#### [Work to complete]
Report how many lines of these entries hold the string "document"; reply with the number alone.

[Saved data entries]
* * *

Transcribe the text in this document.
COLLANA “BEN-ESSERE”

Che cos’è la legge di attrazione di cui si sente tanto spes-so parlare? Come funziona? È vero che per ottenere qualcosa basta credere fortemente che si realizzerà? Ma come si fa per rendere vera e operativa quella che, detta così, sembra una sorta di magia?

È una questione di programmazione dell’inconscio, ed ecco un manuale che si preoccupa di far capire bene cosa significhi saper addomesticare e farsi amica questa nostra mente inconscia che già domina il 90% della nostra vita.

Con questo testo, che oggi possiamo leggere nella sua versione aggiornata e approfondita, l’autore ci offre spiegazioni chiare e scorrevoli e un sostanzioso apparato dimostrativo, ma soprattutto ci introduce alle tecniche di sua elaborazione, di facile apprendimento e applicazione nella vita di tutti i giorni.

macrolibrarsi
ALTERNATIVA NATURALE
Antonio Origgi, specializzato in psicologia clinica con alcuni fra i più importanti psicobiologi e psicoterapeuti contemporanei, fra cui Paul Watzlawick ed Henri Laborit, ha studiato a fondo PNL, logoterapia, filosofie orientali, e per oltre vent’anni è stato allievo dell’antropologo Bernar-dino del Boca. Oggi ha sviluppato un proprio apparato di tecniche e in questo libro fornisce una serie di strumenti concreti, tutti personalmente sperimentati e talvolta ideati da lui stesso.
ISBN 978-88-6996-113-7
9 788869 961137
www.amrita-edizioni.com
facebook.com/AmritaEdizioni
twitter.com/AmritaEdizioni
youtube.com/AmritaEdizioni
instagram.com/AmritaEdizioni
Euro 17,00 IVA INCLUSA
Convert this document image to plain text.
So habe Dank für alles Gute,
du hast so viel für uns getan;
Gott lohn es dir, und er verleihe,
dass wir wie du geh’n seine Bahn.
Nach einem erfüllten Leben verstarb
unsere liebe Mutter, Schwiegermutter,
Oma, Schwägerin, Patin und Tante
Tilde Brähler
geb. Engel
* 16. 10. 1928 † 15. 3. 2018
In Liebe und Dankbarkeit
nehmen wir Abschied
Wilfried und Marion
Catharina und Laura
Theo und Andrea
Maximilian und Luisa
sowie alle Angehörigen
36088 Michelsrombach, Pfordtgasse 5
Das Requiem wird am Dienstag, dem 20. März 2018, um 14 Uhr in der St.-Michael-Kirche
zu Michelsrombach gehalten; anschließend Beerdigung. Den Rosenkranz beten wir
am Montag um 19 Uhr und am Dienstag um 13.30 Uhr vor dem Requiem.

* * *

#### [Problem solution]
2